→ **Task directions**:
Write out the material below again, unchanged.

→ **Supplied records**:

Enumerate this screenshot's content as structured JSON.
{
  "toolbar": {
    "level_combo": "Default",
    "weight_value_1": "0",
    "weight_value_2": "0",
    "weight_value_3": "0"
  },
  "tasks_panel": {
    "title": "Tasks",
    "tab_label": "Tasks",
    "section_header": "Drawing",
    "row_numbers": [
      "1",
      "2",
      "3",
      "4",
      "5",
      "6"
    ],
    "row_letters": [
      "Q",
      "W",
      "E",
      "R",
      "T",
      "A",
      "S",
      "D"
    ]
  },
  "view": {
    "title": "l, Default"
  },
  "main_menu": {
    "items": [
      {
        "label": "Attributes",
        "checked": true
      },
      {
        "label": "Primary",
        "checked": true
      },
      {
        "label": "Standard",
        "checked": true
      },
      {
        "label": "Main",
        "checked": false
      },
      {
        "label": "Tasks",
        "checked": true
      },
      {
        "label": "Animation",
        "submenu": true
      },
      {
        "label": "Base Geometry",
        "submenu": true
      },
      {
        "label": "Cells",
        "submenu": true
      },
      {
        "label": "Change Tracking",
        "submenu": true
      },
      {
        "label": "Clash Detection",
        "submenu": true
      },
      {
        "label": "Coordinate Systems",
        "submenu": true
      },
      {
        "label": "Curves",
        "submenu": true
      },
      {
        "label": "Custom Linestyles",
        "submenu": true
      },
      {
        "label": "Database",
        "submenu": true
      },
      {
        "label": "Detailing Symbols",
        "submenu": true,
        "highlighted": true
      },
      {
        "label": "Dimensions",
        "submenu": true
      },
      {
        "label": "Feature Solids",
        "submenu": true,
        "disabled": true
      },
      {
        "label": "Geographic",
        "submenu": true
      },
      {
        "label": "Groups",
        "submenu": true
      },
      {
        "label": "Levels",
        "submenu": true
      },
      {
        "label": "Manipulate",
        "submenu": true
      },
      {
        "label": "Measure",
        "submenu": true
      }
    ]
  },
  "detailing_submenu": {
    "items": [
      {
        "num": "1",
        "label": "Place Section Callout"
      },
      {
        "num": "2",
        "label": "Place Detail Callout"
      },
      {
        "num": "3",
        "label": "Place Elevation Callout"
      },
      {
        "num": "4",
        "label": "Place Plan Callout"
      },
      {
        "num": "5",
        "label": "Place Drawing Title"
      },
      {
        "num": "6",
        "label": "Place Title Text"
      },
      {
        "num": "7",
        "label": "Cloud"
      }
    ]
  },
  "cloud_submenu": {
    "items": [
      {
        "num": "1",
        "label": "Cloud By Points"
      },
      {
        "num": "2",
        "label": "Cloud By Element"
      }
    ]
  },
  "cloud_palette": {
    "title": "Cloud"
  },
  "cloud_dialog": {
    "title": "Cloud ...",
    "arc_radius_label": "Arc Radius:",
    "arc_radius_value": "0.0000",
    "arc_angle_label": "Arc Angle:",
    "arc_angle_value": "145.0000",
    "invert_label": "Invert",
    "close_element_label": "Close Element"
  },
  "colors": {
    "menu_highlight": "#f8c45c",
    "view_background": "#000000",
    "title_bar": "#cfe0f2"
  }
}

→ **Task response**:
Enumerate this screenshot's content as structured JSON.
{
  "toolbar": {
    "level_combo": "Default",
    "weight_value_1": "0",
    "weight_value_2": "0",
    "weight_value_3": "0"
  },
  "tasks_panel": {
    "title": "Tasks",
    "tab_label": "Tasks",
    "section_header": "Drawing",
    "row_numbers": [
      "1",
      "2",
      "3",
      "4",
      "5",
      "6"
    ],
    "row_letters": [
      "Q",
      "W",
      "E",
      "R",
      "T",
      "A",
      "S",
      "D"
    ]
  },
  "view": {
    "title": "l, Default"
  },
  "main_menu": {
    "items": [
      {
        "label": "Attributes",
        "checked": true
      },
      {
        "label": "Primary",
        "checked": true
      },
      {
        "label": "Standard",
        "checked": true
      },
      {
        "label": "Main",
        "checked": false
      },
      {
        "label": "Tasks",
        "checked": true
      },
      {
        "label": "Animation",
        "submenu": true
      },
      {
        "label": "Base Geometry",
        "submenu": true
      },
      {
        "label": "Cells",
        "submenu": true
      },
      {
        "label": "Change Tracking",
        "submenu": true
      },
      {
        "label": "Clash Detection",
        "submenu": true
      },
      {
        "label": "Coordinate Systems",
        "submenu": true
      },
      {
        "label": "Curves",
        "submenu": true
      },
      {
        "label": "Custom Linestyles",
        "submenu": true
      },
      {
        "label": "Database",
        "submenu": true
      },
      {
        "label": "Detailing Symbols",
        "submenu": true,
        "highlighted": true
      },
      {
        "label": "Dimensions",
        "submenu": true
      },
      {
        "label": "Feature Solids",
        "submenu": true,
        "disabled": true
      },
      {
        "label": "Geographic",
        "submenu": true
      },
      {
        "label": "Groups",
        "submenu": true
      },
      {
        "label": "Levels",
        "submenu": true
      },
      {
        "label": "Manipulate",
        "submenu": true
      },
      {
        "label": "Measure",
        "submenu": true
      }
    ]
  },
  "detailing_submenu": {
    "items": [
      {
        "num": "1",
        "label": "Place Section Callout"
      },
      {
        "num": "2",
        "label": "Place Detail Callout"
      },
      {
        "num": "3",
        "label": "Place Elevation Callout"
      },
      {
        "num": "4",
        "label": "Place Plan Callout"
      },
      {
        "num": "5",
        "label": "Place Drawing Title"
      },
      {
        "num": "6",
        "label": "Place Title Text"
      },
      {
        "num": "7",
        "label": "Cloud"
      }
    ]
  },
  "cloud_submenu": {
    "items": [
      {
        "num": "1",
        "label": "Cloud By Points"
      },
      {
        "num": "2",
        "label": "Cloud By Element"
      }
    ]
  },
  "cloud_palette": {
    "title": "Cloud"
  },
  "cloud_dialog": {
    "title": "Cloud ...",
    "arc_radius_label": "Arc Radius:",
    "arc_radius_value": "0.0000",
    "arc_angle_label": "Arc Angle:",
    "arc_angle_value": "145.0000",
    "invert_label": "Invert",
    "close_element_label": "Close Element"
  },
  "colors": {
    "menu_highlight": "#f8c45c",
    "view_background": "#000000",
    "title_bar": "#cfe0f2"
  }
}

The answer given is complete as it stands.